-- begin Supplied records --

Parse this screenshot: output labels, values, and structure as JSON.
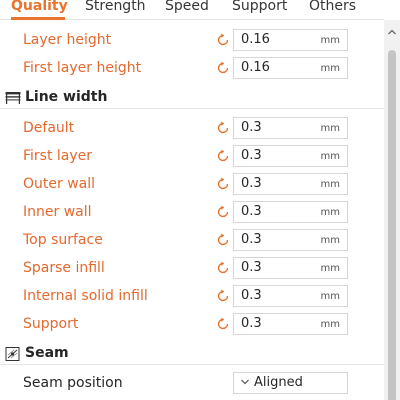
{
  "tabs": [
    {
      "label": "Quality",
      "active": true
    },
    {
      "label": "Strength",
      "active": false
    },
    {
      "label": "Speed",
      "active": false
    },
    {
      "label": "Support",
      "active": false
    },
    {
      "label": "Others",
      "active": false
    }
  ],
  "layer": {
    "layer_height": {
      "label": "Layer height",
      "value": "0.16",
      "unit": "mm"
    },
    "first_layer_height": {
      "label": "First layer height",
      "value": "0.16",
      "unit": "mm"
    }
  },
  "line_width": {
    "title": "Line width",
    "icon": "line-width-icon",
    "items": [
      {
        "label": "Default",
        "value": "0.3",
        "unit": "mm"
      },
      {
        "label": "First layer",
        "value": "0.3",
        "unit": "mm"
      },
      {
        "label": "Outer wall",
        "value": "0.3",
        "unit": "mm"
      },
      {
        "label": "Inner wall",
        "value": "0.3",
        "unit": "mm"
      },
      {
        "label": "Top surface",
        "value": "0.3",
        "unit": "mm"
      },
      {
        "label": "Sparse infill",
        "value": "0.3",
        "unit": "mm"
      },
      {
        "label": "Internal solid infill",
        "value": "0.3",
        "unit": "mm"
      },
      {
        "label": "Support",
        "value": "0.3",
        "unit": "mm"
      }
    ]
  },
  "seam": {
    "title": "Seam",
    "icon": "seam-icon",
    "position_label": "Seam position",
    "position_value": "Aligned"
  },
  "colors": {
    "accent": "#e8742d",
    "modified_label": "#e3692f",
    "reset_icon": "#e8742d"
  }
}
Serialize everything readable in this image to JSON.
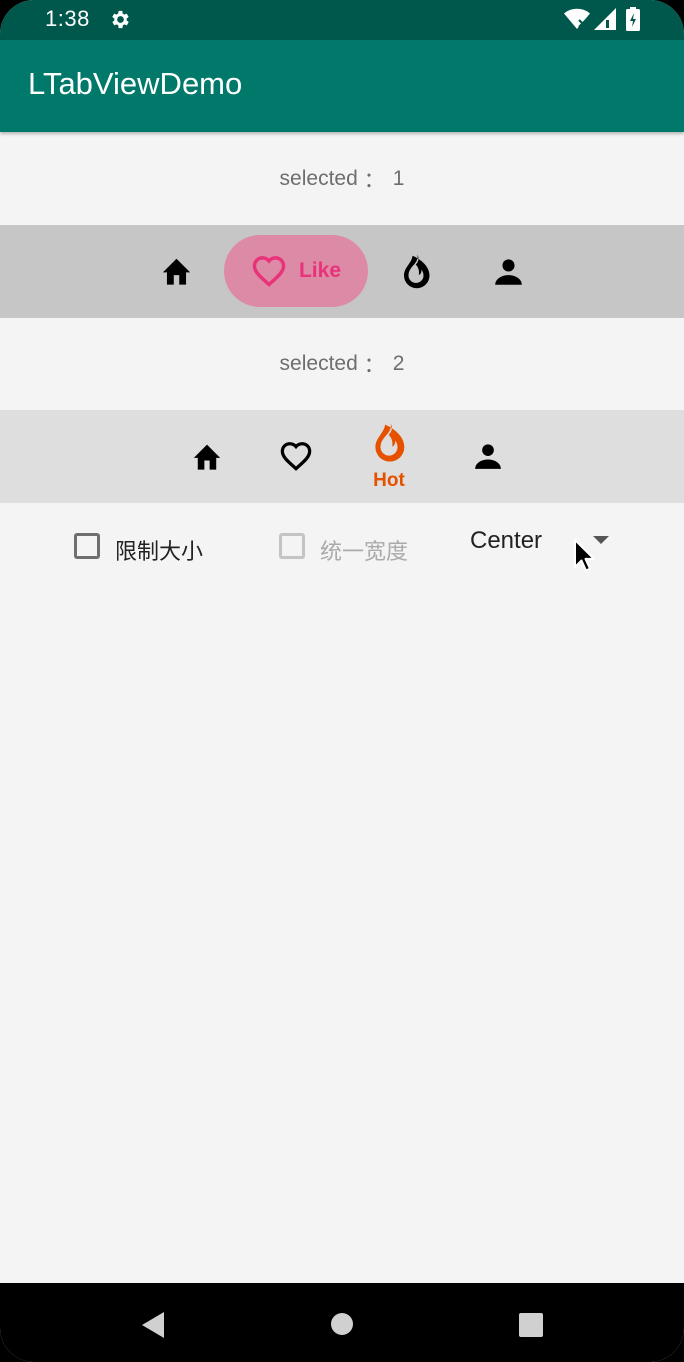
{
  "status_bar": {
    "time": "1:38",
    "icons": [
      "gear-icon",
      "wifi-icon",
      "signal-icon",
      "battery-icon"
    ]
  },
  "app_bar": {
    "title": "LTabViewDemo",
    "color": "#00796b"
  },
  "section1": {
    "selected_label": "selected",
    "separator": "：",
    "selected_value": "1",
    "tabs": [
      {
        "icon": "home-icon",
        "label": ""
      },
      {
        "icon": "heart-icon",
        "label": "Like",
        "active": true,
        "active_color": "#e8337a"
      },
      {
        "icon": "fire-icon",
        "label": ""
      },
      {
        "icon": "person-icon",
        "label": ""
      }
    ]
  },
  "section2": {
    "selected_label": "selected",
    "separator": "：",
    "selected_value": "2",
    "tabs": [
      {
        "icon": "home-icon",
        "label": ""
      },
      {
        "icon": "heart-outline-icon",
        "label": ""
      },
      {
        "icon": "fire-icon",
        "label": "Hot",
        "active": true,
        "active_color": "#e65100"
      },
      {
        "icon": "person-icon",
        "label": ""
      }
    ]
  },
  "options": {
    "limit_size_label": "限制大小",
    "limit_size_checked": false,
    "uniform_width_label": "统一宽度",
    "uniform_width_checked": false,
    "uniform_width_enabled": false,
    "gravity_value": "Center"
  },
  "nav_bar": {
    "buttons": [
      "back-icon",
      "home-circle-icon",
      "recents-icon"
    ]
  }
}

-- end Supplied records --

» What you are asked to do
Each entry shown above must be quoted exactly, with its pictures left out.

» Exercise output
Parse this screenshot: output labels, values, and structure as JSON.
{
  "tabs": [
    {
      "label": "Quality",
      "active": true
    },
    {
      "label": "Strength",
      "active": false
    },
    {
      "label": "Speed",
      "active": false
    },
    {
      "label": "Support",
      "active": false
    },
    {
      "label": "Others",
      "active": false
    }
  ],
  "layer": {
    "layer_height": {
      "label": "Layer height",
      "value": "0.16",
      "unit": "mm"
    },
    "first_layer_height": {
      "label": "First layer height",
      "value": "0.16",
      "unit": "mm"
    }
  },
  "line_width": {
    "title": "Line width",
    "icon": "line-width-icon",
    "items": [
      {
        "label": "Default",
        "value": "0.3",
        "unit": "mm"
      },
      {
        "label": "First layer",
        "value": "0.3",
        "unit": "mm"
      },
      {
        "label": "Outer wall",
        "value": "0.3",
        "unit": "mm"
      },
      {
        "label": "Inner wall",
        "value": "0.3",
        "unit": "mm"
      },
      {
        "label": "Top surface",
        "value": "0.3",
        "unit": "mm"
      },
      {
        "label": "Sparse infill",
        "value": "0.3",
        "unit": "mm"
      },
      {
        "label": "Internal solid infill",
        "value": "0.3",
        "unit": "mm"
      },
      {
        "label": "Support",
        "value": "0.3",
        "unit": "mm"
      }
    ]
  },
  "seam": {
    "title": "Seam",
    "icon": "seam-icon",
    "position_label": "Seam position",
    "position_value": "Aligned"
  },
  "colors": {
    "accent": "#e8742d",
    "modified_label": "#e3692f",
    "reset_icon": "#e8742d"
  }
}
Serialize everything readable in this image to JSON.
{
  "status_bar": {
    "time": "1:38",
    "icons": [
      "gear-icon",
      "wifi-icon",
      "signal-icon",
      "battery-icon"
    ]
  },
  "app_bar": {
    "title": "LTabViewDemo",
    "color": "#00796b"
  },
  "section1": {
    "selected_label": "selected",
    "separator": "：",
    "selected_value": "1",
    "tabs": [
      {
        "icon": "home-icon",
        "label": ""
      },
      {
        "icon": "heart-icon",
        "label": "Like",
        "active": true,
        "active_color": "#e8337a"
      },
      {
        "icon": "fire-icon",
        "label": ""
      },
      {
        "icon": "person-icon",
        "label": ""
      }
    ]
  },
  "section2": {
    "selected_label": "selected",
    "separator": "：",
    "selected_value": "2",
    "tabs": [
      {
        "icon": "home-icon",
        "label": ""
      },
      {
        "icon": "heart-outline-icon",
        "label": ""
      },
      {
        "icon": "fire-icon",
        "label": "Hot",
        "active": true,
        "active_color": "#e65100"
      },
      {
        "icon": "person-icon",
        "label": ""
      }
    ]
  },
  "options": {
    "limit_size_label": "限制大小",
    "limit_size_checked": false,
    "uniform_width_label": "统一宽度",
    "uniform_width_checked": false,
    "uniform_width_enabled": false,
    "gravity_value": "Center"
  },
  "nav_bar": {
    "buttons": [
      "back-icon",
      "home-circle-icon",
      "recents-icon"
    ]
  }
}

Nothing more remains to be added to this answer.